#### INSTRUCTIONS TO FOLLOW
Could you write out the records below exactly as they appear, leaving out any pictures?

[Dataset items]
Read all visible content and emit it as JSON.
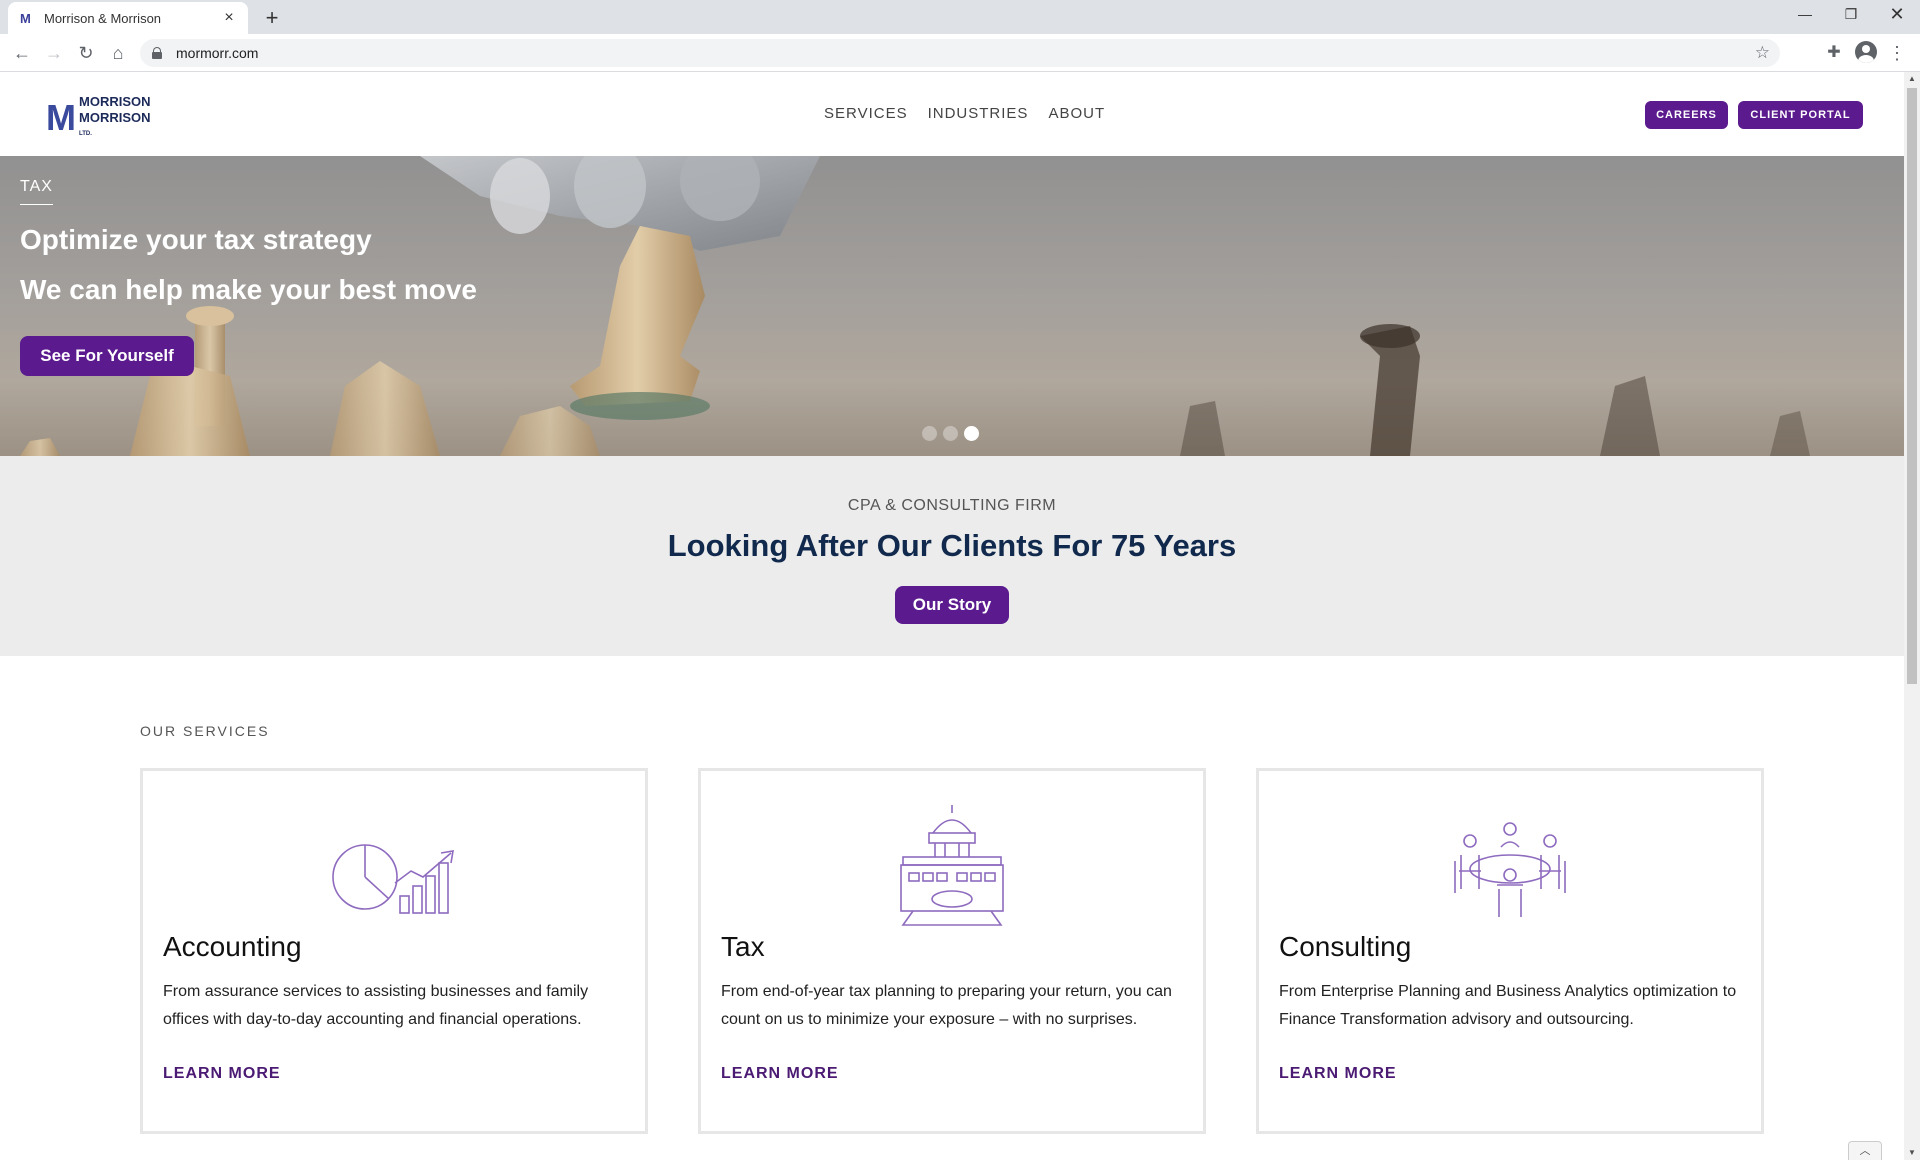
{
  "browser": {
    "tab_title": "Morrison & Morrison",
    "favicon_text": "M",
    "url": "mormorr.com",
    "new_tab_glyph": "+",
    "tab_close_glyph": "×"
  },
  "header": {
    "logo_mark": "M",
    "logo_line1": "MORRISON",
    "logo_line2": "MORRISON",
    "logo_suffix": "LTD.",
    "nav": [
      {
        "label": "SERVICES"
      },
      {
        "label": "INDUSTRIES"
      },
      {
        "label": "ABOUT"
      }
    ],
    "careers_label": "CAREERS",
    "portal_label": "CLIENT PORTAL"
  },
  "hero": {
    "eyebrow": "TAX",
    "headline": "Optimize your tax strategy",
    "subheadline": "We can help make your best move",
    "cta_label": "See For Yourself",
    "slides_total": 3,
    "active_slide": 3
  },
  "intro": {
    "eyebrow": "CPA & CONSULTING FIRM",
    "title": "Looking After Our Clients For 75 Years",
    "cta_label": "Our Story"
  },
  "services": {
    "label": "OUR SERVICES",
    "cards": [
      {
        "icon": "chart-growth-icon",
        "title": "Accounting",
        "description": "From assurance services to assisting businesses and family offices with day-to-day accounting and financial operations.",
        "link_label": "LEARN MORE"
      },
      {
        "icon": "capitol-building-icon",
        "title": "Tax",
        "description": "From end-of-year tax planning to preparing your return, you can count on us to minimize your exposure – with no surprises.",
        "link_label": "LEARN MORE"
      },
      {
        "icon": "meeting-table-icon",
        "title": "Consulting",
        "description": "From Enterprise Planning and Business Analytics optimization to Finance Transformation advisory and outsourcing.",
        "link_label": "LEARN MORE"
      }
    ]
  },
  "colors": {
    "brand_purple": "#5b1a8e",
    "link_purple": "#4b1a73",
    "navy": "#10294d",
    "icon_purple": "#8e6bbf"
  }
}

#### TASK ANSWER
Read all visible content and emit it as JSON.
{
  "browser": {
    "tab_title": "Morrison & Morrison",
    "favicon_text": "M",
    "url": "mormorr.com",
    "new_tab_glyph": "+",
    "tab_close_glyph": "×"
  },
  "header": {
    "logo_mark": "M",
    "logo_line1": "MORRISON",
    "logo_line2": "MORRISON",
    "logo_suffix": "LTD.",
    "nav": [
      {
        "label": "SERVICES"
      },
      {
        "label": "INDUSTRIES"
      },
      {
        "label": "ABOUT"
      }
    ],
    "careers_label": "CAREERS",
    "portal_label": "CLIENT PORTAL"
  },
  "hero": {
    "eyebrow": "TAX",
    "headline": "Optimize your tax strategy",
    "subheadline": "We can help make your best move",
    "cta_label": "See For Yourself",
    "slides_total": 3,
    "active_slide": 3
  },
  "intro": {
    "eyebrow": "CPA & CONSULTING FIRM",
    "title": "Looking After Our Clients For 75 Years",
    "cta_label": "Our Story"
  },
  "services": {
    "label": "OUR SERVICES",
    "cards": [
      {
        "icon": "chart-growth-icon",
        "title": "Accounting",
        "description": "From assurance services to assisting businesses and family offices with day-to-day accounting and financial operations.",
        "link_label": "LEARN MORE"
      },
      {
        "icon": "capitol-building-icon",
        "title": "Tax",
        "description": "From end-of-year tax planning to preparing your return, you can count on us to minimize your exposure – with no surprises.",
        "link_label": "LEARN MORE"
      },
      {
        "icon": "meeting-table-icon",
        "title": "Consulting",
        "description": "From Enterprise Planning and Business Analytics optimization to Finance Transformation advisory and outsourcing.",
        "link_label": "LEARN MORE"
      }
    ]
  },
  "colors": {
    "brand_purple": "#5b1a8e",
    "link_purple": "#4b1a73",
    "navy": "#10294d",
    "icon_purple": "#8e6bbf"
  }
}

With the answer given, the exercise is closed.